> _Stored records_
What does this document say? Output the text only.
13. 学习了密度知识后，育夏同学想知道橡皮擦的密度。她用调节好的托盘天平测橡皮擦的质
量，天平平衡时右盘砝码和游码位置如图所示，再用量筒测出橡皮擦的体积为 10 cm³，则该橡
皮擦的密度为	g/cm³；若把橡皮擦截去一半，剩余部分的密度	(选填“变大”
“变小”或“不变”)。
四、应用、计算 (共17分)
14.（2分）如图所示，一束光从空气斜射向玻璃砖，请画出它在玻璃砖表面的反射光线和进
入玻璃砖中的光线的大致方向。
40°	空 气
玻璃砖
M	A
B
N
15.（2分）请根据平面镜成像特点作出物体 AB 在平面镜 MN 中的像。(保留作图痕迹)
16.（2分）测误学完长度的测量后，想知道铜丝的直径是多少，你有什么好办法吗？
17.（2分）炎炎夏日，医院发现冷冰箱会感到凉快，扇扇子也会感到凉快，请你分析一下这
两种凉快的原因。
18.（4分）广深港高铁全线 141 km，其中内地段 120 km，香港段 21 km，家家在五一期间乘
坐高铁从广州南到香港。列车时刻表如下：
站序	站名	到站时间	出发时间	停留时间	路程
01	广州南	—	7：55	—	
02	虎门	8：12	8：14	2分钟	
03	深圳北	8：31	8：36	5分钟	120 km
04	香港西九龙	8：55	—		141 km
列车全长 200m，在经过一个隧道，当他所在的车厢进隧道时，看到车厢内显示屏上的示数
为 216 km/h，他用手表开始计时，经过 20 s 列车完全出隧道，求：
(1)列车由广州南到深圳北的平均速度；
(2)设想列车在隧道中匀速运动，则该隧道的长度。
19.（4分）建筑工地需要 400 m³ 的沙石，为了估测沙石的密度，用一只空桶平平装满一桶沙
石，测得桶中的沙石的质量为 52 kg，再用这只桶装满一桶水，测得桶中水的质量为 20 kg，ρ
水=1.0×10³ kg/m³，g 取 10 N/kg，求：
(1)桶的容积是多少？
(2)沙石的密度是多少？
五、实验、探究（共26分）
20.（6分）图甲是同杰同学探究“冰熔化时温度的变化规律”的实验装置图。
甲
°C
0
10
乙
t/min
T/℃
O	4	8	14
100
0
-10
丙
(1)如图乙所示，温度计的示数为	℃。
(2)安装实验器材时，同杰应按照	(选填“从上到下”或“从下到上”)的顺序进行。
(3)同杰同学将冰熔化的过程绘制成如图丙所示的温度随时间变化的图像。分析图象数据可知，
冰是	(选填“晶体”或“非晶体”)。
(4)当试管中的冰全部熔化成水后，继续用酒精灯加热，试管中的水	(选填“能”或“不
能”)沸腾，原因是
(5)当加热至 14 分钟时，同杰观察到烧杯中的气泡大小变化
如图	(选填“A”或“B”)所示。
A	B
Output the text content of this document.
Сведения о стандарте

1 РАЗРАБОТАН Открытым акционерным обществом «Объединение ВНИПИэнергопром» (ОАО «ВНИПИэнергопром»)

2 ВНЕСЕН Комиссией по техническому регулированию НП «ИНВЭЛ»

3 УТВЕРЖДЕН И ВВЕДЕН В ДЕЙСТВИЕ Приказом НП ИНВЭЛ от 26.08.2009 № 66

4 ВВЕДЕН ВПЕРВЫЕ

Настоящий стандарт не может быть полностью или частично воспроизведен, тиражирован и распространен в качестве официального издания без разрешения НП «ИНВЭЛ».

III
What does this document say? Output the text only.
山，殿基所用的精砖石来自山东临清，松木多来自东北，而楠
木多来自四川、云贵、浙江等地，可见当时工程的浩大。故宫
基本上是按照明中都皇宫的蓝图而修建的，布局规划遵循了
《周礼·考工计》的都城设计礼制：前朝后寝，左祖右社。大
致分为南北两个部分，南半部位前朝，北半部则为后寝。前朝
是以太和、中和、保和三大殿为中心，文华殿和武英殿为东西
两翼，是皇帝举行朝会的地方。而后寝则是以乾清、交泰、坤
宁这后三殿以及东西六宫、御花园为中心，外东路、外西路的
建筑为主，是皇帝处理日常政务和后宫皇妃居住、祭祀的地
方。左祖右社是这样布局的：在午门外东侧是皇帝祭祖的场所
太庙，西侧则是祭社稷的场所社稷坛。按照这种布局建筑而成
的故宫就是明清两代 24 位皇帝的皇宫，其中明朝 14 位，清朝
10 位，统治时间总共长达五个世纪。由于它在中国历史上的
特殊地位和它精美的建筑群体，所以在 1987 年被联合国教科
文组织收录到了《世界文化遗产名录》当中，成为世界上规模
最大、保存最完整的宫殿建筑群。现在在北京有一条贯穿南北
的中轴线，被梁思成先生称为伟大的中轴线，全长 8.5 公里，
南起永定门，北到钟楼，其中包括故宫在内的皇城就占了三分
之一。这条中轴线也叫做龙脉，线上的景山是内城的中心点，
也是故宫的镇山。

> _THE EXERCISE_
Without changing a word, restate the whole listing.

> _EXERCISE OUTPUT_
What does this document say? Output the text only.
13. 学习了密度知识后，育夏同学想知道橡皮擦的密度。她用调节好的托盘天平测橡皮擦的质
量，天平平衡时右盘砝码和游码位置如图所示，再用量筒测出橡皮擦的体积为 10 cm³，则该橡
皮擦的密度为	g/cm³；若把橡皮擦截去一半，剩余部分的密度	(选填“变大”
“变小”或“不变”)。
四、应用、计算 (共17分)
14.（2分）如图所示，一束光从空气斜射向玻璃砖，请画出它在玻璃砖表面的反射光线和进
入玻璃砖中的光线的大致方向。
40°	空 气
玻璃砖
M	A
B
N
15.（2分）请根据平面镜成像特点作出物体 AB 在平面镜 MN 中的像。(保留作图痕迹)
16.（2分）测误学完长度的测量后，想知道铜丝的直径是多少，你有什么好办法吗？
17.（2分）炎炎夏日，医院发现冷冰箱会感到凉快，扇扇子也会感到凉快，请你分析一下这
两种凉快的原因。
18.（4分）广深港高铁全线 141 km，其中内地段 120 km，香港段 21 km，家家在五一期间乘
坐高铁从广州南到香港。列车时刻表如下：
站序	站名	到站时间	出发时间	停留时间	路程
01	广州南	—	7：55	—	
02	虎门	8：12	8：14	2分钟	
03	深圳北	8：31	8：36	5分钟	120 km
04	香港西九龙	8：55	—		141 km
列车全长 200m，在经过一个隧道，当他所在的车厢进隧道时，看到车厢内显示屏上的示数
为 216 km/h，他用手表开始计时，经过 20 s 列车完全出隧道，求：
(1)列车由广州南到深圳北的平均速度；
(2)设想列车在隧道中匀速运动，则该隧道的长度。
19.（4分）建筑工地需要 400 m³ 的沙石，为了估测沙石的密度，用一只空桶平平装满一桶沙
石，测得桶中的沙石的质量为 52 kg，再用这只桶装满一桶水，测得桶中水的质量为 20 kg，ρ
水=1.0×10³ kg/m³，g 取 10 N/kg，求：
(1)桶的容积是多少？
(2)沙石的密度是多少？
五、实验、探究（共26分）
20.（6分）图甲是同杰同学探究“冰熔化时温度的变化规律”的实验装置图。
甲
°C
0
10
乙
t/min
T/℃
O	4	8	14
100
0
-10
丙
(1)如图乙所示，温度计的示数为	℃。
(2)安装实验器材时，同杰应按照	(选填“从上到下”或“从下到上”)的顺序进行。
(3)同杰同学将冰熔化的过程绘制成如图丙所示的温度随时间变化的图像。分析图象数据可知，
冰是	(选填“晶体”或“非晶体”)。
(4)当试管中的冰全部熔化成水后，继续用酒精灯加热，试管中的水	(选填“能”或“不
能”)沸腾，原因是
(5)当加热至 14 分钟时，同杰观察到烧杯中的气泡大小变化
如图	(选填“A”或“B”)所示。
A	B
Output the text content of this document.
Сведения о стандарте

1 РАЗРАБОТАН Открытым акционерным обществом «Объединение ВНИПИэнергопром» (ОАО «ВНИПИэнергопром»)

2 ВНЕСЕН Комиссией по техническому регулированию НП «ИНВЭЛ»

3 УТВЕРЖДЕН И ВВЕДЕН В ДЕЙСТВИЕ Приказом НП ИНВЭЛ от 26.08.2009 № 66

4 ВВЕДЕН ВПЕРВЫЕ

Настоящий стандарт не может быть полностью или частично воспроизведен, тиражирован и распространен в качестве официального издания без разрешения НП «ИНВЭЛ».

III
What does this document say? Output the text only.
山，殿基所用的精砖石来自山东临清，松木多来自东北，而楠
木多来自四川、云贵、浙江等地，可见当时工程的浩大。故宫
基本上是按照明中都皇宫的蓝图而修建的，布局规划遵循了
《周礼·考工计》的都城设计礼制：前朝后寝，左祖右社。大
致分为南北两个部分，南半部位前朝，北半部则为后寝。前朝
是以太和、中和、保和三大殿为中心，文华殿和武英殿为东西
两翼，是皇帝举行朝会的地方。而后寝则是以乾清、交泰、坤
宁这后三殿以及东西六宫、御花园为中心，外东路、外西路的
建筑为主，是皇帝处理日常政务和后宫皇妃居住、祭祀的地
方。左祖右社是这样布局的：在午门外东侧是皇帝祭祖的场所
太庙，西侧则是祭社稷的场所社稷坛。按照这种布局建筑而成
的故宫就是明清两代 24 位皇帝的皇宫，其中明朝 14 位，清朝
10 位，统治时间总共长达五个世纪。由于它在中国历史上的
特殊地位和它精美的建筑群体，所以在 1987 年被联合国教科
文组织收录到了《世界文化遗产名录》当中，成为世界上规模
最大、保存最完整的宫殿建筑群。现在在北京有一条贯穿南北
的中轴线，被梁思成先生称为伟大的中轴线，全长 8.5 公里，
南起永定门，北到钟楼，其中包括故宫在内的皇城就占了三分
之一。这条中轴线也叫做龙脉，线上的景山是内城的中心点，
也是故宫的镇山。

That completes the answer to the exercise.